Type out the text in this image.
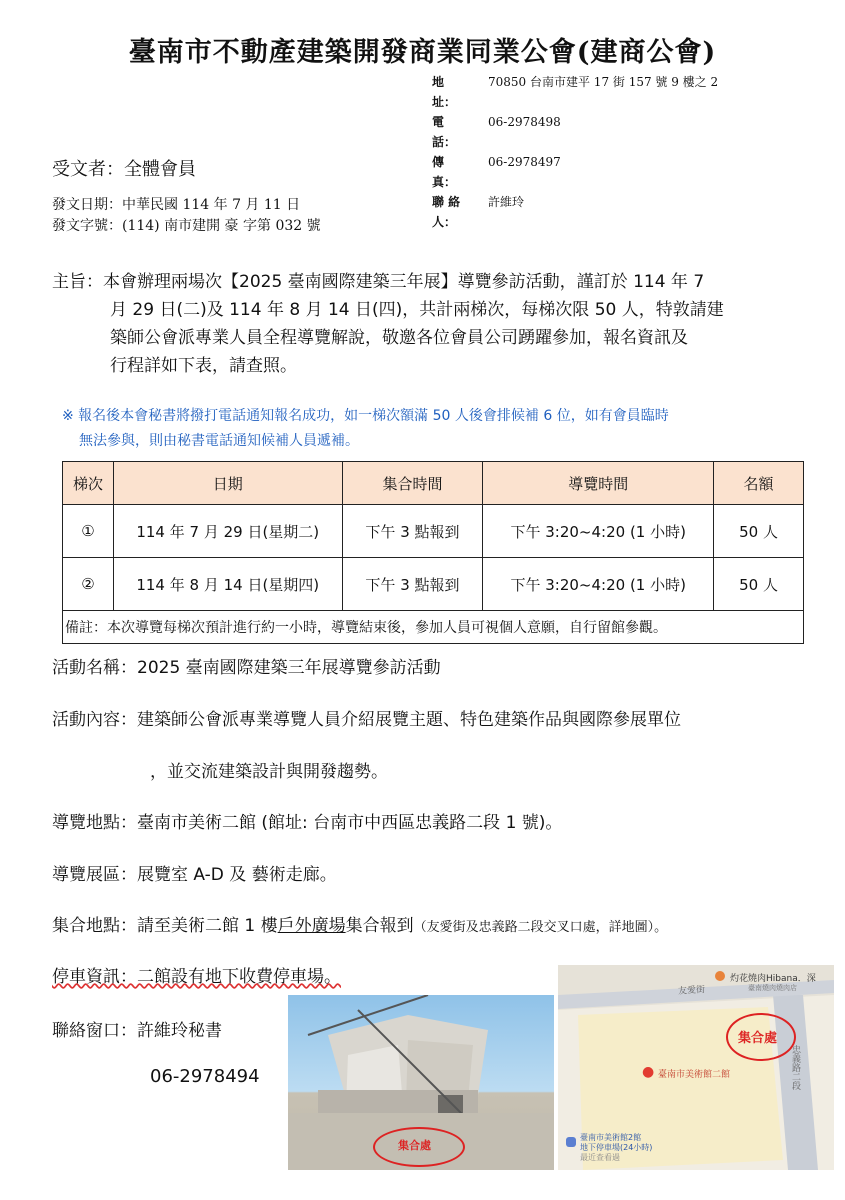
臺南市不動產建築開發商業同業公會(建商公會)
地　　址：
70850 台南市建平 17 街 157 號 9 樓之 2
電　　話：
06-2978498
傳　　真：
06-2978497
聯 絡 人：
許維玲
受文者：全體會員
發文日期：中華民國 114 年 7 月 11 日
發文字號：(114) 南市建開 豪 字第 032 號
主旨：本會辦理兩場次【2025 臺南國際建築三年展】導覽參訪活動，謹訂於 114 年 7
月 29 日(二)及 114 年 8 月 14 日(四)，共計兩梯次，每梯次限 50 人，特敦請建
築師公會派專業人員全程導覽解說，敬邀各位會員公司踴躍參加，報名資訊及
行程詳如下表，請查照。
※ 報名後本會秘書將撥打電話通知報名成功，如一梯次額滿 50 人後會排候補 6 位，如有會員臨時
無法參與，則由秘書電話通知候補人員遞補。
梯次	日期	集合時間	導覽時間	名額
①	114 年 7 月 29 日(星期二)	下午 3 點報到	下午 3:20~4:20 (1 小時)	50 人
②	114 年 8 月 14 日(星期四)	下午 3 點報到	下午 3:20~4:20 (1 小時)	50 人
備註：本次導覽每梯次預計進行約一小時，導覽結束後，參加人員可視個人意願，自行留館參觀。				
活動名稱：2025 臺南國際建築三年展導覽參訪活動
活動內容：建築師公會派專業導覽人員介紹展覽主題、特色建築作品與國際參展單位
，並交流建築設計與開發趨勢。
導覽地點：臺南市美術二館 (館址: 台南市中西區忠義路二段 1 號)。
導覽展區：展覽室 A-D 及 藝術走廊。
集合地點：請至美術二館 1 樓戶外廣場集合報到（友愛街及忠義路二段交叉口處，詳地圖）。
停車資訊：二館設有地下收費停車場。
聯絡窗口：許維玲秘書
06-2978494
集合處
灼花燒肉Hibana．深
臺南燒肉燒肉店
友愛街
忠義路二段
集合處
● 臺南市美術館二館
臺南市美術館2館
地下停車場(24小時)
最近查看過
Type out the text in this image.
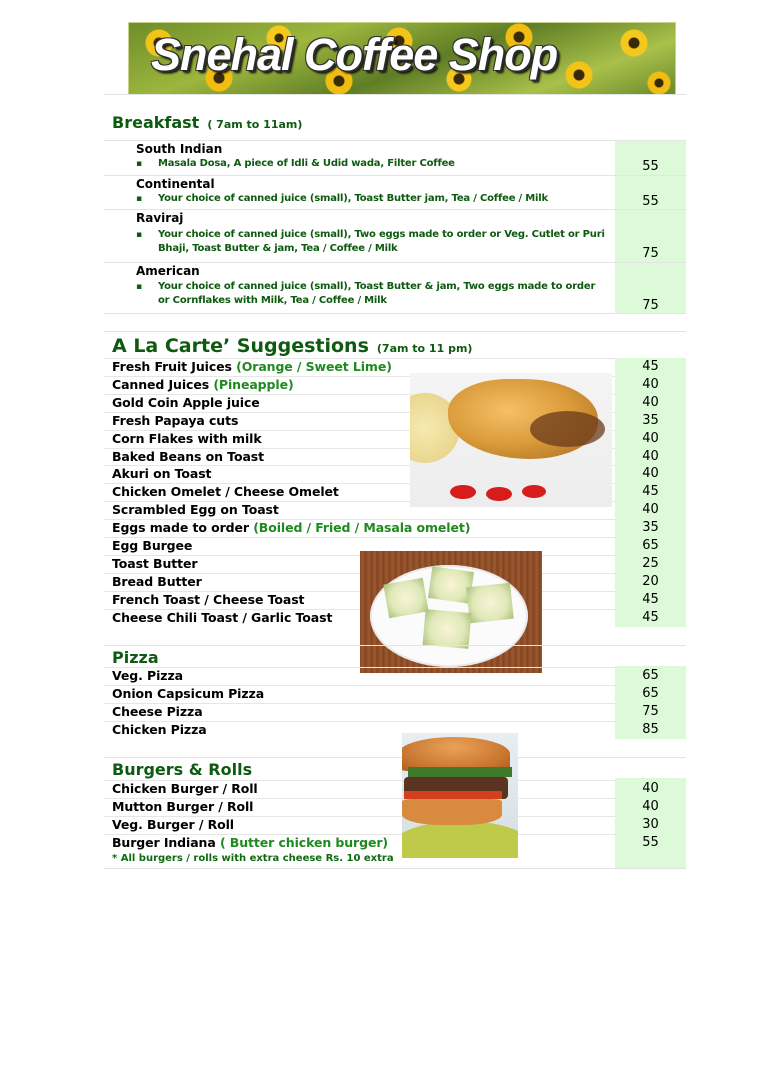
Snehal Coffee Shop
Breakfast ( 7am to 11am)
South Indian
▪ Masala Dosa, A piece of Idli & Udid wada, Filter Coffee	55
Continental
▪ Your choice of canned juice (small), Toast Butter jam, Tea / Coffee / Milk	55
Raviraj
▪ Your choice of canned juice (small), Two eggs made to order or Veg. Cutlet or Puri Bhaji, Toast Butter & jam, Tea / Coffee / Milk	75
American
▪ Your choice of canned juice (small), Toast Butter & jam, Two eggs made to order or Cornflakes with Milk, Tea / Coffee / Milk	75
A La Carte’ Suggestions (7am to 11 pm)
Fresh Fruit Juices (Orange / Sweet Lime)	45
Canned Juices (Pineapple)	40
Gold Coin Apple juice	40
Fresh Papaya cuts	35
Corn Flakes with milk	40
Baked Beans on Toast	40
Akuri on Toast	40
Chicken Omelet / Cheese Omelet	45
Scrambled Egg on Toast	40
Eggs made to order (Boiled / Fried / Masala omelet)	35
Egg Burgee	65
Toast Butter	25
Bread Butter	20
French Toast / Cheese Toast	45
Cheese Chili Toast / Garlic Toast	45
Pizza
Veg. Pizza	65
Onion Capsicum Pizza	65
Cheese Pizza	75
Chicken Pizza	85
Burgers & Rolls
Chicken Burger / Roll	40
Mutton Burger / Roll	40
Veg. Burger / Roll	30
Burger Indiana ( Butter chicken burger)	55
* All burgers / rolls with extra cheese Rs. 10 extra
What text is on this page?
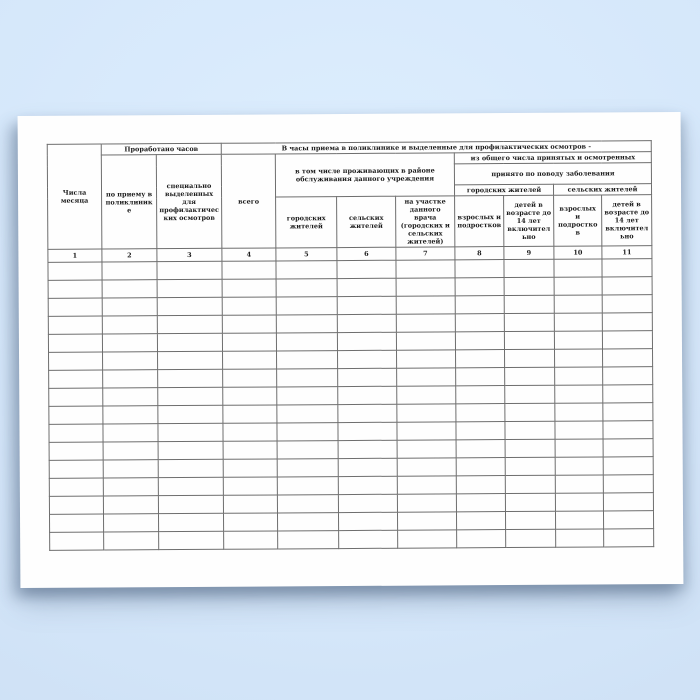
Числа месяца	Проработано часов		В часы приема в поликлинике и выделенные для профилактических осмотров -							
	по приему в поликлинике	специально выделенных для профилактических осмотров	всего	в том числе проживающих в районе обслуживания данного учреждения			из общего числа принятых и осмотренных			
							принято по поводу заболевания			
							городских жителей		сельских жителей	
				городских жителей	сельских жителей	на участке данного врача (городских и сельских жителей)	взрослых и подростков	детей в возрасте до 14 лет включительно	взрослых и подростков	детей в возрасте до 14 лет включительно
1	2	3	4	5	6	7	8	9	10	11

====

* [GIVEN REQUEST]:
Using the material above, gather every line that includes "сельских".

* [SOLUTION BELOW]:
							городских жителей		сельских жителей	
				городских жителей	сельских жителей	на участке данного врача (городских и сельских жителей)	взрослых и подростков	детей в возрасте до 14 лет включительно	взрослых и подростков	детей в возрасте до 14 лет включительно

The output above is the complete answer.